## Start MATERIAL PROVIDED
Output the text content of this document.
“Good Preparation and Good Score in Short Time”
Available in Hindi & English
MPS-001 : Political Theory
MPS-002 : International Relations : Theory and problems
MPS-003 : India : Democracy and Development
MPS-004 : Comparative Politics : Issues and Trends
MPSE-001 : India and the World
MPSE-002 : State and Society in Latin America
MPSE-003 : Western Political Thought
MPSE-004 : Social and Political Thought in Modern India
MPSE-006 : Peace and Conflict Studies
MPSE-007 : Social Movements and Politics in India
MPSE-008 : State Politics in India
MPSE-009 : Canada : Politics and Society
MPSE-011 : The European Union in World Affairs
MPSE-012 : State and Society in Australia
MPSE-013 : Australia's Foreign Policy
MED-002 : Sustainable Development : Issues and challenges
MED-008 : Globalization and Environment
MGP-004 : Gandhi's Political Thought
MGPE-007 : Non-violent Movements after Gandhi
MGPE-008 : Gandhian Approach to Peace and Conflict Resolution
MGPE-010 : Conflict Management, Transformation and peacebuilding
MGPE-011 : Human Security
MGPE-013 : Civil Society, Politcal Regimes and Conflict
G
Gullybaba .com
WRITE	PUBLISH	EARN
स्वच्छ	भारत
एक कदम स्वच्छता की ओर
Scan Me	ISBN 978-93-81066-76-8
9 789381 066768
## End MATERIAL PROVIDED
■ EXERCISE TASK
Gather all lines with the string "MGPE" from the data.

■ ANSWER TO THE EXERCISE
MGPE-007 : Non-violent Movements after Gandhi
MGPE-008 : Gandhian Approach to Peace and Conflict Resolution
MGPE-010 : Conflict Management, Transformation and peacebuilding
MGPE-011 : Human Security
MGPE-013 : Civil Society, Politcal Regimes and Conflict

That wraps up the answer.